# Data:
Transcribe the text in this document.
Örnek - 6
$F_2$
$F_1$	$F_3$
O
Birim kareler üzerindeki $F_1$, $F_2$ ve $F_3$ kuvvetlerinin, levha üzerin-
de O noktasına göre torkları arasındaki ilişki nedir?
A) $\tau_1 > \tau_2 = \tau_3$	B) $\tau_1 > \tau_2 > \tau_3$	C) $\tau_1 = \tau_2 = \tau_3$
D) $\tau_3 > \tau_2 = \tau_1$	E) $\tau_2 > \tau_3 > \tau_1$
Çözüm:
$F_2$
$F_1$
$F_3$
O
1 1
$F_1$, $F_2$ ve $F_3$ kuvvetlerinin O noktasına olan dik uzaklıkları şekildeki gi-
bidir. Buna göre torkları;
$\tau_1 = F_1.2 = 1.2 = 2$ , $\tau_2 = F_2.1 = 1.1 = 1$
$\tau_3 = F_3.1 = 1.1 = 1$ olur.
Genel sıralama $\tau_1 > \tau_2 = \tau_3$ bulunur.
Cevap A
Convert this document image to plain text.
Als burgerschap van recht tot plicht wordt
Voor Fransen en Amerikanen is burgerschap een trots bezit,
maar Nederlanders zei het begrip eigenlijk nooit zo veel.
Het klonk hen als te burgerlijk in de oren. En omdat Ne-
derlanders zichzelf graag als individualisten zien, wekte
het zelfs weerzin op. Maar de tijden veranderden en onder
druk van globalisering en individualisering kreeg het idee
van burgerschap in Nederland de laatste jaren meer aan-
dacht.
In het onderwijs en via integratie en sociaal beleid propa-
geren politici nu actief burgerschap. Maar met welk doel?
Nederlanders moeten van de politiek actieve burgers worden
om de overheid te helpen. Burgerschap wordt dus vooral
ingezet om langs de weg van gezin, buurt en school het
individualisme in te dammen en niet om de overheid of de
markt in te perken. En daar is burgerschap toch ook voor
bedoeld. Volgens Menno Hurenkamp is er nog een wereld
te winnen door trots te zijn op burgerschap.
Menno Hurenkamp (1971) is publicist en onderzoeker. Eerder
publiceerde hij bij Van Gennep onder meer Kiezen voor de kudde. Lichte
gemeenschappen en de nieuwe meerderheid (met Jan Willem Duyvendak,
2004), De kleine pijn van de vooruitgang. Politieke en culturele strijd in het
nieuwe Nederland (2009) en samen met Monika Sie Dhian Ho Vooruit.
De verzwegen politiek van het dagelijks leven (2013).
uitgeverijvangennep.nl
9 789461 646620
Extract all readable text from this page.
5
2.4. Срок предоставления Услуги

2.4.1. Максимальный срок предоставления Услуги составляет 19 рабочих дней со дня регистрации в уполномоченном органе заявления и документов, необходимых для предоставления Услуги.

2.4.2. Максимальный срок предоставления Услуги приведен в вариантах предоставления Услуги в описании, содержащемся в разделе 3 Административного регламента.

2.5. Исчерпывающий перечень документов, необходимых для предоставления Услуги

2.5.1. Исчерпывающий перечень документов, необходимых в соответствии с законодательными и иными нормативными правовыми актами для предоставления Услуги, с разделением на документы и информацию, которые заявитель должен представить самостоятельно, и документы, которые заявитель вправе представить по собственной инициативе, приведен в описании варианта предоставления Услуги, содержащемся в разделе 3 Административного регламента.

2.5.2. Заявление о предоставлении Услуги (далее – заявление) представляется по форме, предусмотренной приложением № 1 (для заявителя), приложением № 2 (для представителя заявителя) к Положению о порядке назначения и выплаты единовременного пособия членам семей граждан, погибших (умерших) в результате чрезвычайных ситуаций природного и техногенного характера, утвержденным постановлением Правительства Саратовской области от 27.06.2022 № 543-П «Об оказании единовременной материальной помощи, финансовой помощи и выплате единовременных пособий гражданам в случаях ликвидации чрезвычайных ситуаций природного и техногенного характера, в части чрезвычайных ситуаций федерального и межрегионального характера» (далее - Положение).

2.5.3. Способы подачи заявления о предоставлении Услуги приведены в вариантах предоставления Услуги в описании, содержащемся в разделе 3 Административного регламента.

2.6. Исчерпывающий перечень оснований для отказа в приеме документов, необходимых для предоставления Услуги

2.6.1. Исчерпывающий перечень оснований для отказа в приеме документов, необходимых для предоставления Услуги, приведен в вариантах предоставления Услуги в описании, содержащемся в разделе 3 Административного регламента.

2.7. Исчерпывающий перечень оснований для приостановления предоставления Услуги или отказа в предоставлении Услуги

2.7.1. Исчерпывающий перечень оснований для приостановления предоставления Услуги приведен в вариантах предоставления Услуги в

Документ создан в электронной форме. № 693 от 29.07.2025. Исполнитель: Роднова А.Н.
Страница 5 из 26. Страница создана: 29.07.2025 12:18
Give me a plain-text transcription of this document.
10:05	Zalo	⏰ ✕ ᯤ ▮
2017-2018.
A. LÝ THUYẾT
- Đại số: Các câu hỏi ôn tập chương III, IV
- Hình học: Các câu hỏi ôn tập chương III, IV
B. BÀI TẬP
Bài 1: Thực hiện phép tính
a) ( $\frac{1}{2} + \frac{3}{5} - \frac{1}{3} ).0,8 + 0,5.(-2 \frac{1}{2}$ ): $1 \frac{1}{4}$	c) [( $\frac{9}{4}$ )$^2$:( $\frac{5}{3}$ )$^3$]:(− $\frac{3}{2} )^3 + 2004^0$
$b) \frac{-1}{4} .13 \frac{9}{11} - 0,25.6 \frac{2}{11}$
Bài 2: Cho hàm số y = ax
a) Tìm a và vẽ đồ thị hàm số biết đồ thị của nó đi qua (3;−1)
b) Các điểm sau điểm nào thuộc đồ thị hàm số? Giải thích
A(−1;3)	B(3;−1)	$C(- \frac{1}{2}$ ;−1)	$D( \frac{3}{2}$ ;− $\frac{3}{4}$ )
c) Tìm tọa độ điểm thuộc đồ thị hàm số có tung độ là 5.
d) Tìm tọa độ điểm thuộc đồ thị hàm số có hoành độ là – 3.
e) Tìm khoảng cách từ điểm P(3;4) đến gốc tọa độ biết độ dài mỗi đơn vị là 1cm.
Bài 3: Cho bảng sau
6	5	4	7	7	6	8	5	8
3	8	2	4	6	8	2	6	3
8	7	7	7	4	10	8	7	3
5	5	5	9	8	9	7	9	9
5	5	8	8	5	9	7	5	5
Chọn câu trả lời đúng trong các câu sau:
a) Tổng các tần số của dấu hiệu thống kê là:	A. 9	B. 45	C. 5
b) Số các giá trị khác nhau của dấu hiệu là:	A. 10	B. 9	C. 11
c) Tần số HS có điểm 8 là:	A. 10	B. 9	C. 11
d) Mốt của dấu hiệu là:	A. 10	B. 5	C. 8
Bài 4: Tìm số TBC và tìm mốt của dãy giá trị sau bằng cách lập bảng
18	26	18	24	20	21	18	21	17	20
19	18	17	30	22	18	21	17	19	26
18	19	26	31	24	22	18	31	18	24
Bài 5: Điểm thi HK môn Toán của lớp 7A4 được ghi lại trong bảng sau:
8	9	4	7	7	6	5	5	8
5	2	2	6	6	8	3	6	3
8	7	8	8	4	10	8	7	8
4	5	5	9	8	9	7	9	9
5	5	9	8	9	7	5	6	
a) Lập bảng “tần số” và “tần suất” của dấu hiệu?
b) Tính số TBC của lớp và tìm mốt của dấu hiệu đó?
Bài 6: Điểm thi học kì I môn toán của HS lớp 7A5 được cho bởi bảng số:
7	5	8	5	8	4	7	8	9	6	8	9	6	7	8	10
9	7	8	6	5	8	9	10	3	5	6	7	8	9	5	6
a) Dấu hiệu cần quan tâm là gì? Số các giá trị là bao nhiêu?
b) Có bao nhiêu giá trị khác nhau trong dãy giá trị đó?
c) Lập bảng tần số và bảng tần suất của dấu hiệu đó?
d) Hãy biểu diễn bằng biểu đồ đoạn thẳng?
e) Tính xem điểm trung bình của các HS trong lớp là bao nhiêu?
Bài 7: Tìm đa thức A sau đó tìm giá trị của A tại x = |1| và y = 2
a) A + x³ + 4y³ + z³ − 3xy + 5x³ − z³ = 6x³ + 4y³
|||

# Problem:
Scan the listing above and identify each line holding the string "Menno"; copy every such line.

# Task response:
bedoeld. Volgens Menno Hurenkamp is er nog een wereld
Menno Hurenkamp (1971) is publicist en onderzoeker. Eerder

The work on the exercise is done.